## Work to be completed
In the listing below, identify each line with the word "Эксклюзив" and return those lines.
Start of Provided material
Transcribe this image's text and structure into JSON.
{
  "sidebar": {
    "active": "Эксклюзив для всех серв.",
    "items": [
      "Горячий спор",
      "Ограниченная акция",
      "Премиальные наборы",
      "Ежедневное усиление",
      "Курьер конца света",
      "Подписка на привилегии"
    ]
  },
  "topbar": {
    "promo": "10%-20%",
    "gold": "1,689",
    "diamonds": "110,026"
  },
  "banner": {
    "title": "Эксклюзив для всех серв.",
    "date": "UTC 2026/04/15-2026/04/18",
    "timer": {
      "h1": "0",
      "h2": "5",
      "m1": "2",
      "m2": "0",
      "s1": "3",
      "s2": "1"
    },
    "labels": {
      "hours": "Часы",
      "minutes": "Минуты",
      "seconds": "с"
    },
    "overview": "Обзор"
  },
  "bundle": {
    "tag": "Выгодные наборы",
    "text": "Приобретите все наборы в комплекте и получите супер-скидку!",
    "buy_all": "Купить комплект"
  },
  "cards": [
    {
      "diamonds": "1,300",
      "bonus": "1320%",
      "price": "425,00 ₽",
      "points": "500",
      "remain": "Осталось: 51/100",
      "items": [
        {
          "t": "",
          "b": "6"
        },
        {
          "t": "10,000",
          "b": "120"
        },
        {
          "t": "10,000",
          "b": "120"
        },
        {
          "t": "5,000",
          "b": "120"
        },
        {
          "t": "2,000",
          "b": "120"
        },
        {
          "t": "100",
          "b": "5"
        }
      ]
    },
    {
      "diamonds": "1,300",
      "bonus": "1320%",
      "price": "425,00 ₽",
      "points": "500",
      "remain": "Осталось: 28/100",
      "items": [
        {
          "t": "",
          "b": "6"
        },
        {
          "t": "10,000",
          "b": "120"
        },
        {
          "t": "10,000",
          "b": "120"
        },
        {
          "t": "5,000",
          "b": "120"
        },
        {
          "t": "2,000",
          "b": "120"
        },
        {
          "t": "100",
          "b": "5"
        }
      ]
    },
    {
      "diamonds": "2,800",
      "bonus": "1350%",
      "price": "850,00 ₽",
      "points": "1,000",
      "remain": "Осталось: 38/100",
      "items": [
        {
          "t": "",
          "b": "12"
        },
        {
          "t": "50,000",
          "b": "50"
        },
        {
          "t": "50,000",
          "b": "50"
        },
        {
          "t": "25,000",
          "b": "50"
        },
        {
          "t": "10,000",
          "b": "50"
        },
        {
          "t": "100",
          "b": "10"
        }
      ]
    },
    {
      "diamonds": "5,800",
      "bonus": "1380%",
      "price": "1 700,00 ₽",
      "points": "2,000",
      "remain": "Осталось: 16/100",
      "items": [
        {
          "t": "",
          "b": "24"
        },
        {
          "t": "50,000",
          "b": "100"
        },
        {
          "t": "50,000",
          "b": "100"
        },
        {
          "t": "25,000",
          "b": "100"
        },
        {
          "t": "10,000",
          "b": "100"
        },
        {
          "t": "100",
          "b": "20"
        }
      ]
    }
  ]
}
End of Provided material
## Result of this exercise
    "active": "Эксклюзив для всех серв.",
    "title": "Эксклюзив для всех серв.",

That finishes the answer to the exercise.